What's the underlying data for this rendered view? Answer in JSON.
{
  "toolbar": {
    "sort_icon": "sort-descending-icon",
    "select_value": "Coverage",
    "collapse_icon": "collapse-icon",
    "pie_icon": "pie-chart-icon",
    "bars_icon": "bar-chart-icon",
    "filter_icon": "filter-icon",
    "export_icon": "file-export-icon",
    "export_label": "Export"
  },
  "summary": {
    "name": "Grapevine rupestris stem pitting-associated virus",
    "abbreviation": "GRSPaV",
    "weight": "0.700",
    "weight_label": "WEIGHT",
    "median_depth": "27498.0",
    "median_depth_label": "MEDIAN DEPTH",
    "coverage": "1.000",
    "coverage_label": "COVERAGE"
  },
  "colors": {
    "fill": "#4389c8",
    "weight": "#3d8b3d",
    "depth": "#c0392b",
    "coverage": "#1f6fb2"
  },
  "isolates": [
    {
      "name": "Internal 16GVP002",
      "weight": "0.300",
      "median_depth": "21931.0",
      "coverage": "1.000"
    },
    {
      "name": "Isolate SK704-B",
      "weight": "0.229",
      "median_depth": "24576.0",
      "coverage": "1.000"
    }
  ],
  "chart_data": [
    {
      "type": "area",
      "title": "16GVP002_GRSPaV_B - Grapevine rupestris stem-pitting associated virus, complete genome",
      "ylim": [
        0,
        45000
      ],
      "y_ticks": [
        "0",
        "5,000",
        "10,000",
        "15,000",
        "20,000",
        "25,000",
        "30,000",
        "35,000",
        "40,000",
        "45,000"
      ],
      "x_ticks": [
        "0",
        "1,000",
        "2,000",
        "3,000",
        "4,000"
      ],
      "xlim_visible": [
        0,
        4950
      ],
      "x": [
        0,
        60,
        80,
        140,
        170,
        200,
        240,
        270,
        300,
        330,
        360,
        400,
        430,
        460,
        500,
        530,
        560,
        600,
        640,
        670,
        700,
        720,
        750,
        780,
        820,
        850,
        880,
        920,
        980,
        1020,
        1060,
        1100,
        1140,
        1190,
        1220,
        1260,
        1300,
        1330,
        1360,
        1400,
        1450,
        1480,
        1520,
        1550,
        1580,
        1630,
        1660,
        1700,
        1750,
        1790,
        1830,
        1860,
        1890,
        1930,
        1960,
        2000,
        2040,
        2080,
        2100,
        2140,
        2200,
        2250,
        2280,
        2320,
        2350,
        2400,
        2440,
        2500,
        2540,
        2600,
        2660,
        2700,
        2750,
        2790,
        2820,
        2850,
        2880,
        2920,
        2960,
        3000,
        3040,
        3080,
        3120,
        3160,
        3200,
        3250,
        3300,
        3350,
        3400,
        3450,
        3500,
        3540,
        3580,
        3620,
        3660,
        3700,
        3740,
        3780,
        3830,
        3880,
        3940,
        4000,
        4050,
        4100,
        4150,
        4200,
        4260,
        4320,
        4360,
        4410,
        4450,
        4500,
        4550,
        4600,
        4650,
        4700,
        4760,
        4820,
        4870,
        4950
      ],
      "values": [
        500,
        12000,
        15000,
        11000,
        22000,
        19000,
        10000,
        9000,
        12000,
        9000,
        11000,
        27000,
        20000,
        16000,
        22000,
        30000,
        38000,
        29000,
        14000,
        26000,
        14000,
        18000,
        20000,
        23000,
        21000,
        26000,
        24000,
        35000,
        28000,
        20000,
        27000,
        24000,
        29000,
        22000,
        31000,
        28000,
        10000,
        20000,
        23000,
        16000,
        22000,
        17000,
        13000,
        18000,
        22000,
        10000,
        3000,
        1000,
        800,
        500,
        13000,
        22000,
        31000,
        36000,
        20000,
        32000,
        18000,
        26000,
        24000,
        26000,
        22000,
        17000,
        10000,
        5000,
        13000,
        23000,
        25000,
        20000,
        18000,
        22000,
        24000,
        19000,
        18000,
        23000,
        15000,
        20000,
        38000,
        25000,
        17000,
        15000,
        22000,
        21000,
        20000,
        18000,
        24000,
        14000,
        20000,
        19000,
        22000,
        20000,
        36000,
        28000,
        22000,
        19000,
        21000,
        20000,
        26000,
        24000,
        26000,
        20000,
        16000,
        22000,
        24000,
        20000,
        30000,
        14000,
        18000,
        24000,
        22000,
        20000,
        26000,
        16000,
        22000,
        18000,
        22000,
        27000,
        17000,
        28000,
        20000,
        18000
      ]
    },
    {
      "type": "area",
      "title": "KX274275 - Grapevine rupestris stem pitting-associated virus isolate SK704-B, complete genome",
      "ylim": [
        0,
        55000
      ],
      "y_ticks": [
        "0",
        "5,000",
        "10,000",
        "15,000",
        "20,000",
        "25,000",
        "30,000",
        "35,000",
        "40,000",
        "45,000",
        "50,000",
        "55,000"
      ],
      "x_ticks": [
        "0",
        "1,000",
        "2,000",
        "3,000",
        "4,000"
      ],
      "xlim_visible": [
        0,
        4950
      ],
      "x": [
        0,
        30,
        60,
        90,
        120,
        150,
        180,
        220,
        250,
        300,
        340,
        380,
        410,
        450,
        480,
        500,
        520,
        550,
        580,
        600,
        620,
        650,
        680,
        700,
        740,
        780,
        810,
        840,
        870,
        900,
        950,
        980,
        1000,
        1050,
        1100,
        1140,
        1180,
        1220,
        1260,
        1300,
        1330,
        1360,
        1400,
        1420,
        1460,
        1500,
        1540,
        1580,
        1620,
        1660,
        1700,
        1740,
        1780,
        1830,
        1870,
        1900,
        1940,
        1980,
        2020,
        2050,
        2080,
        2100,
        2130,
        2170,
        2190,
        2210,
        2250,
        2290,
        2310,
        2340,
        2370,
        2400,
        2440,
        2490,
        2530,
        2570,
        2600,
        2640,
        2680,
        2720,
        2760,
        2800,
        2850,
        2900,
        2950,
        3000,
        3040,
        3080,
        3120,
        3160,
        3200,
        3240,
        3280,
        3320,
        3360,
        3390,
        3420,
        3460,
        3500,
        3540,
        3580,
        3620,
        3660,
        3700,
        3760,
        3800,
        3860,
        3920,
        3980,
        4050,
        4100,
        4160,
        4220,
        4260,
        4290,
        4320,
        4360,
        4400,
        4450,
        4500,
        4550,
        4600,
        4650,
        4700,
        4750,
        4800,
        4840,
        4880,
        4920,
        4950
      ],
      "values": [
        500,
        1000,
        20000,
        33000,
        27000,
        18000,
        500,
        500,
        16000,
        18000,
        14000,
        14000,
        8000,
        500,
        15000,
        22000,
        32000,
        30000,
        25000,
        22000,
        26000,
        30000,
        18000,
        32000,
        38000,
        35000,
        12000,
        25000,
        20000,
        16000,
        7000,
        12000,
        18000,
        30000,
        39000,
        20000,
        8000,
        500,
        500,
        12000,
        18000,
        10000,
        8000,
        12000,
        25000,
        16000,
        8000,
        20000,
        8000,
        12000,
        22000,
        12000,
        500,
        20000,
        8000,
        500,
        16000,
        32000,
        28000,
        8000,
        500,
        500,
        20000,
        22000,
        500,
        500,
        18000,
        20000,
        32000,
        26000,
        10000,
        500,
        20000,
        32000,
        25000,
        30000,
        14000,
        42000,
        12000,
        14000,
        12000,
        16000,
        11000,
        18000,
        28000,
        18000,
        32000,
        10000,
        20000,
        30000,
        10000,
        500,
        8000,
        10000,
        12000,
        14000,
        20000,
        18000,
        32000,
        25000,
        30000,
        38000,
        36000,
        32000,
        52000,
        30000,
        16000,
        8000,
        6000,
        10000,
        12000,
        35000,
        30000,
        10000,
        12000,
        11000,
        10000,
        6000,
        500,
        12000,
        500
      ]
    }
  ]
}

== Problem details ==
Tally the lines in the records above that contain the string "rupestris" and report only the tally.

== Task solution ==
3